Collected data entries
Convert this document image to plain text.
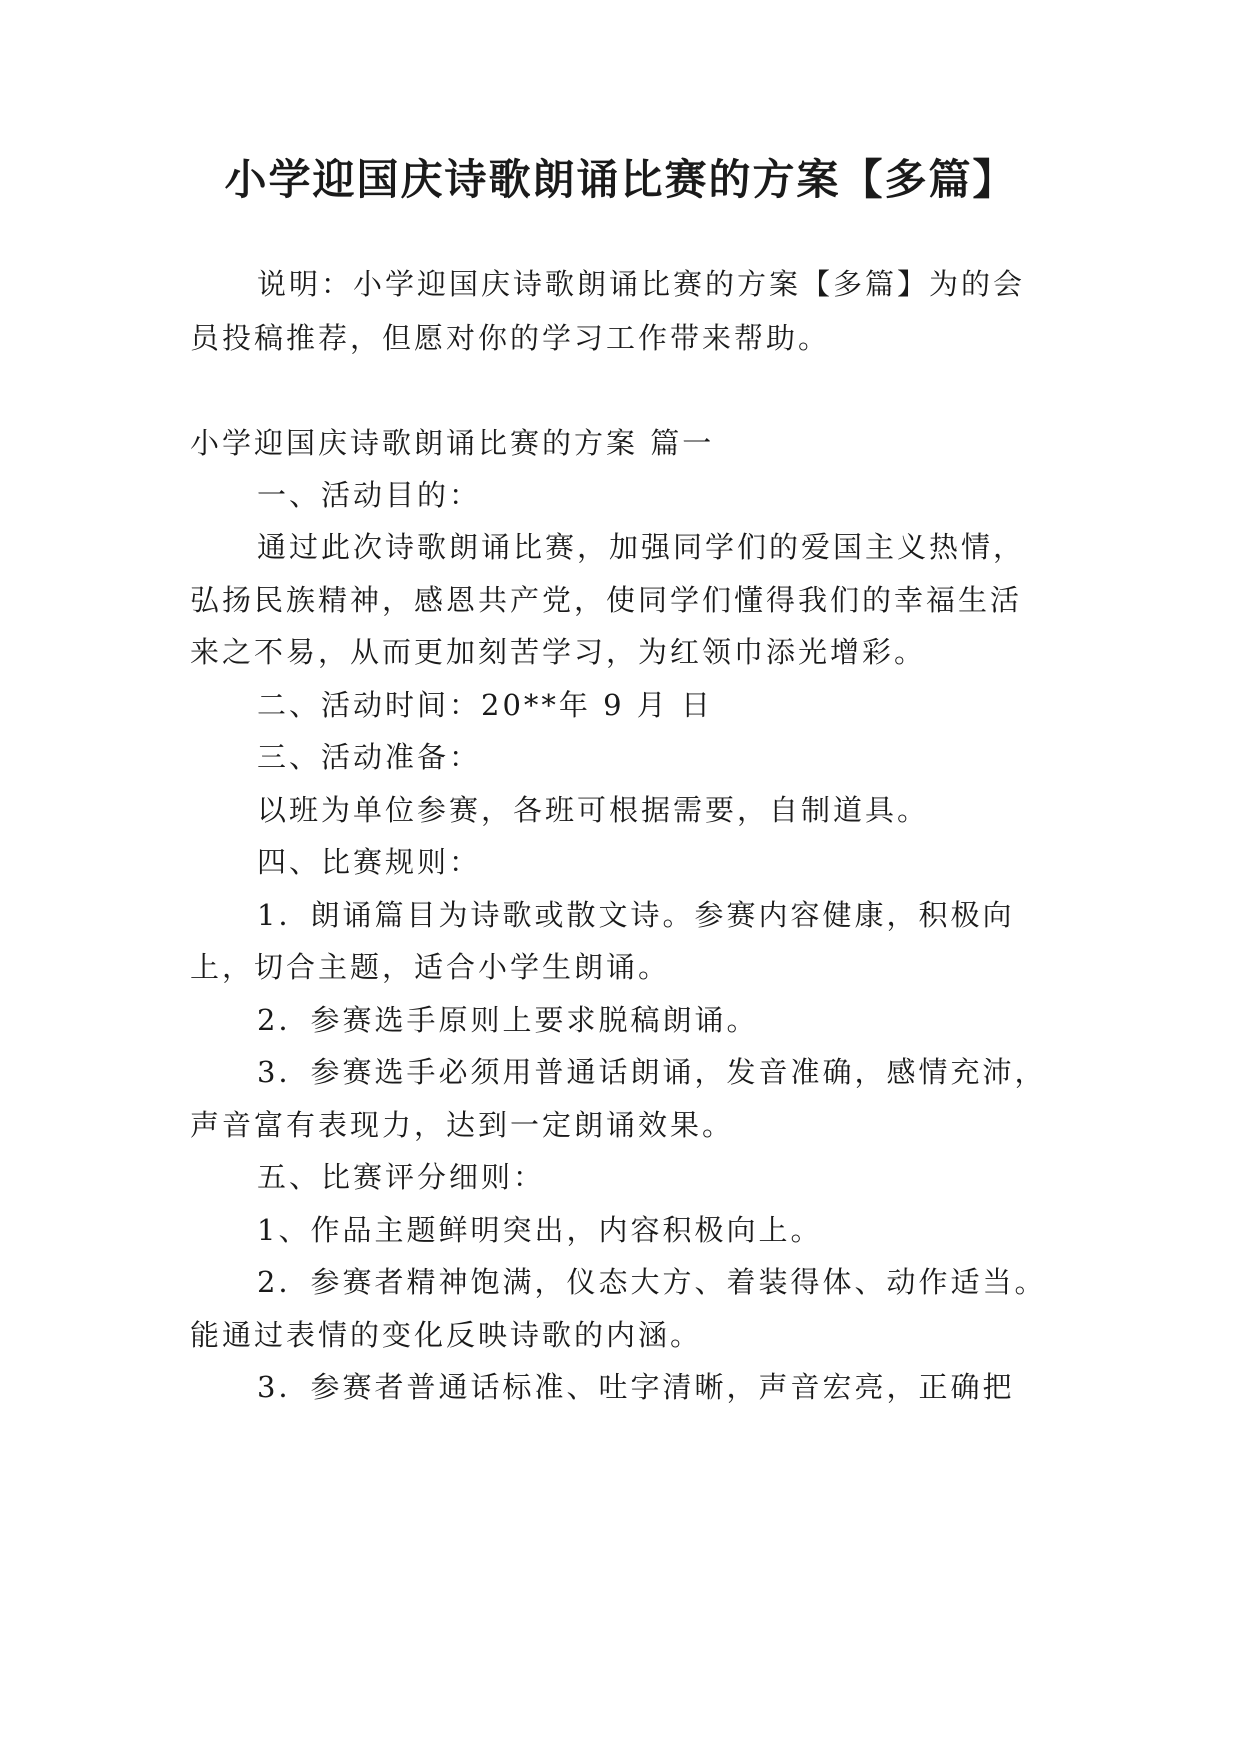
小学迎国庆诗歌朗诵比赛的方案【多篇】
说明：小学迎国庆诗歌朗诵比赛的方案【多篇】为的会
员投稿推荐，但愿对你的学习工作带来帮助。
小学迎国庆诗歌朗诵比赛的方案 篇一
一、活动目的：
通过此次诗歌朗诵比赛，加强同学们的爱国主义热情，
弘扬民族精神，感恩共产党，使同学们懂得我们的幸福生活
来之不易，从而更加刻苦学习，为红领巾添光增彩。
二、活动时间：20**年 9 月 日
三、活动准备：
以班为单位参赛，各班可根据需要，自制道具。
四、比赛规则：
1．朗诵篇目为诗歌或散文诗。参赛内容健康，积极向
上，切合主题，适合小学生朗诵。
2．参赛选手原则上要求脱稿朗诵。
3．参赛选手必须用普通话朗诵，发音准确，感情充沛，
声音富有表现力，达到一定朗诵效果。
五、比赛评分细则：
1、作品主题鲜明突出，内容积极向上。
2．参赛者精神饱满，仪态大方、着装得体、动作适当。
能通过表情的变化反映诗歌的内涵。
3．参赛者普通话标准、吐字清晰，声音宏亮，正确把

=== TASK ===
Repeat the listing in full and exactly. Do not include any images.

=== OUTPUT OF THE TASK ===
Convert this document image to plain text.
小学迎国庆诗歌朗诵比赛的方案【多篇】
说明：小学迎国庆诗歌朗诵比赛的方案【多篇】为的会
员投稿推荐，但愿对你的学习工作带来帮助。
小学迎国庆诗歌朗诵比赛的方案 篇一
一、活动目的：
通过此次诗歌朗诵比赛，加强同学们的爱国主义热情，
弘扬民族精神，感恩共产党，使同学们懂得我们的幸福生活
来之不易，从而更加刻苦学习，为红领巾添光增彩。
二、活动时间：20**年 9 月 日
三、活动准备：
以班为单位参赛，各班可根据需要，自制道具。
四、比赛规则：
1．朗诵篇目为诗歌或散文诗。参赛内容健康，积极向
上，切合主题，适合小学生朗诵。
2．参赛选手原则上要求脱稿朗诵。
3．参赛选手必须用普通话朗诵，发音准确，感情充沛，
声音富有表现力，达到一定朗诵效果。
五、比赛评分细则：
1、作品主题鲜明突出，内容积极向上。
2．参赛者精神饱满，仪态大方、着装得体、动作适当。
能通过表情的变化反映诗歌的内涵。
3．参赛者普通话标准、吐字清晰，声音宏亮，正确把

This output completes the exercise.